Excerpts from a figure dataset:

━━━━━━

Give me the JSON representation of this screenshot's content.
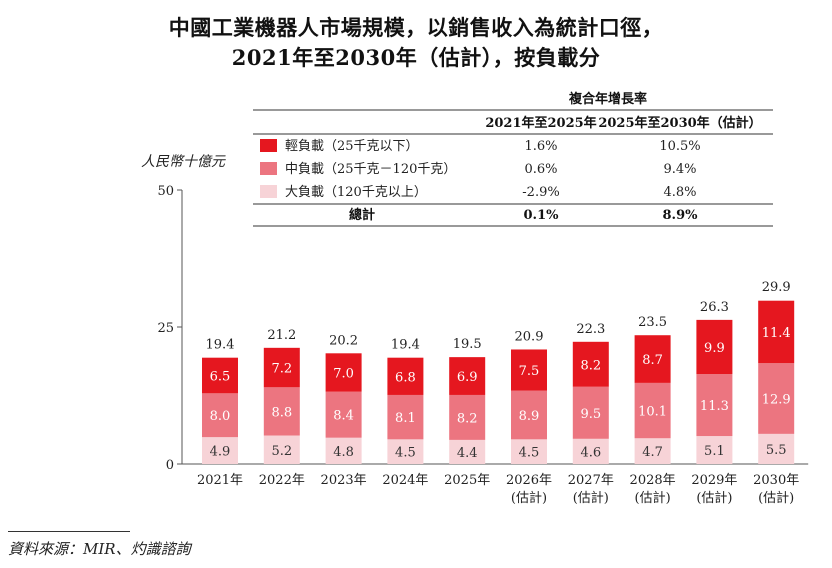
{
  "title_line1": "中國工業機器人市場規模，以銷售收入為統計口徑，",
  "title_line2": "2021年至2030年（估計），按負載分",
  "source": "資料來源：MIR、灼識諮詢",
  "colors": {
    "light": "#e5171f",
    "medium": "#ec7580",
    "heavy": "#f7d3d7",
    "total": "#dddddd"
  },
  "cagr_table": {
    "header": "複合年增長率",
    "columns": [
      "2021年至2025年",
      "2025年至2030年（估計）"
    ],
    "rows": [
      {
        "label": "輕負載（25千克以下）",
        "values": [
          "1.6%",
          "10.5%"
        ],
        "color": "#e5171f"
      },
      {
        "label": "中負載（25千克－120千克）",
        "values": [
          "0.6%",
          "9.4%"
        ],
        "color": "#ec7580"
      },
      {
        "label": "大負載（120千克以上）",
        "values": [
          "-2.9%",
          "4.8%"
        ],
        "color": "#f7d3d7"
      }
    ],
    "total": {
      "label": "總計",
      "values": [
        "0.1%",
        "8.9%"
      ]
    }
  },
  "chart_data": {
    "type": "bar",
    "stacked": true,
    "ylabel": "人民幣十億元",
    "ylim": [
      0,
      50
    ],
    "yticks": [
      0,
      25,
      50
    ],
    "categories": [
      [
        "2021年"
      ],
      [
        "2022年"
      ],
      [
        "2023年"
      ],
      [
        "2024年"
      ],
      [
        "2025年"
      ],
      [
        "2026年",
        "(估計)"
      ],
      [
        "2027年",
        "(估計)"
      ],
      [
        "2028年",
        "(估計)"
      ],
      [
        "2029年",
        "(估計)"
      ],
      [
        "2030年",
        "(估計)"
      ]
    ],
    "series": [
      {
        "name": "大負載（120千克以上）",
        "key": "heavy",
        "values": [
          4.9,
          5.2,
          4.8,
          4.5,
          4.4,
          4.5,
          4.6,
          4.7,
          5.1,
          5.5
        ],
        "labels": [
          "4.9",
          "5.2",
          "4.8",
          "4.5",
          "4.4",
          "4.5",
          "4.6",
          "4.7",
          "5.1",
          "5.5"
        ]
      },
      {
        "name": "中負載（25千克－120千克）",
        "key": "medium",
        "values": [
          8.0,
          8.8,
          8.4,
          8.1,
          8.2,
          8.9,
          9.5,
          10.1,
          11.3,
          12.9
        ],
        "labels": [
          "8.0",
          "8.8",
          "8.4",
          "8.1",
          "8.2",
          "8.9",
          "9.5",
          "10.1",
          "11.3",
          "12.9"
        ]
      },
      {
        "name": "輕負載（25千克以下）",
        "key": "light",
        "values": [
          6.5,
          7.2,
          7.0,
          6.8,
          6.9,
          7.5,
          8.2,
          8.7,
          9.9,
          11.4
        ],
        "labels": [
          "6.5",
          "7.2",
          "7.0",
          "6.8",
          "6.9",
          "7.5",
          "8.2",
          "8.7",
          "9.9",
          "11.4"
        ]
      }
    ],
    "totals": [
      19.4,
      21.2,
      20.2,
      19.4,
      19.5,
      20.9,
      22.3,
      23.5,
      26.3,
      29.9
    ],
    "total_labels": [
      "19.4",
      "21.2",
      "20.2",
      "19.4",
      "19.5",
      "20.9",
      "22.3",
      "23.5",
      "26.3",
      "29.9"
    ],
    "grid": false,
    "legend": "table at top-right"
  }
}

━━━━━━

- Exercise details: Can you retype every record above exactly, leaving out the pictures?

- Response for this exercise:
Give me the JSON representation of this screenshot's content.
{
  "title_line1": "中國工業機器人市場規模，以銷售收入為統計口徑，",
  "title_line2": "2021年至2030年（估計），按負載分",
  "source": "資料來源：MIR、灼識諮詢",
  "colors": {
    "light": "#e5171f",
    "medium": "#ec7580",
    "heavy": "#f7d3d7",
    "total": "#dddddd"
  },
  "cagr_table": {
    "header": "複合年增長率",
    "columns": [
      "2021年至2025年",
      "2025年至2030年（估計）"
    ],
    "rows": [
      {
        "label": "輕負載（25千克以下）",
        "values": [
          "1.6%",
          "10.5%"
        ],
        "color": "#e5171f"
      },
      {
        "label": "中負載（25千克－120千克）",
        "values": [
          "0.6%",
          "9.4%"
        ],
        "color": "#ec7580"
      },
      {
        "label": "大負載（120千克以上）",
        "values": [
          "-2.9%",
          "4.8%"
        ],
        "color": "#f7d3d7"
      }
    ],
    "total": {
      "label": "總計",
      "values": [
        "0.1%",
        "8.9%"
      ]
    }
  },
  "chart_data": {
    "type": "bar",
    "stacked": true,
    "ylabel": "人民幣十億元",
    "ylim": [
      0,
      50
    ],
    "yticks": [
      0,
      25,
      50
    ],
    "categories": [
      [
        "2021年"
      ],
      [
        "2022年"
      ],
      [
        "2023年"
      ],
      [
        "2024年"
      ],
      [
        "2025年"
      ],
      [
        "2026年",
        "(估計)"
      ],
      [
        "2027年",
        "(估計)"
      ],
      [
        "2028年",
        "(估計)"
      ],
      [
        "2029年",
        "(估計)"
      ],
      [
        "2030年",
        "(估計)"
      ]
    ],
    "series": [
      {
        "name": "大負載（120千克以上）",
        "key": "heavy",
        "values": [
          4.9,
          5.2,
          4.8,
          4.5,
          4.4,
          4.5,
          4.6,
          4.7,
          5.1,
          5.5
        ],
        "labels": [
          "4.9",
          "5.2",
          "4.8",
          "4.5",
          "4.4",
          "4.5",
          "4.6",
          "4.7",
          "5.1",
          "5.5"
        ]
      },
      {
        "name": "中負載（25千克－120千克）",
        "key": "medium",
        "values": [
          8.0,
          8.8,
          8.4,
          8.1,
          8.2,
          8.9,
          9.5,
          10.1,
          11.3,
          12.9
        ],
        "labels": [
          "8.0",
          "8.8",
          "8.4",
          "8.1",
          "8.2",
          "8.9",
          "9.5",
          "10.1",
          "11.3",
          "12.9"
        ]
      },
      {
        "name": "輕負載（25千克以下）",
        "key": "light",
        "values": [
          6.5,
          7.2,
          7.0,
          6.8,
          6.9,
          7.5,
          8.2,
          8.7,
          9.9,
          11.4
        ],
        "labels": [
          "6.5",
          "7.2",
          "7.0",
          "6.8",
          "6.9",
          "7.5",
          "8.2",
          "8.7",
          "9.9",
          "11.4"
        ]
      }
    ],
    "totals": [
      19.4,
      21.2,
      20.2,
      19.4,
      19.5,
      20.9,
      22.3,
      23.5,
      26.3,
      29.9
    ],
    "total_labels": [
      "19.4",
      "21.2",
      "20.2",
      "19.4",
      "19.5",
      "20.9",
      "22.3",
      "23.5",
      "26.3",
      "29.9"
    ],
    "grid": false,
    "legend": "table at top-right"
  }
}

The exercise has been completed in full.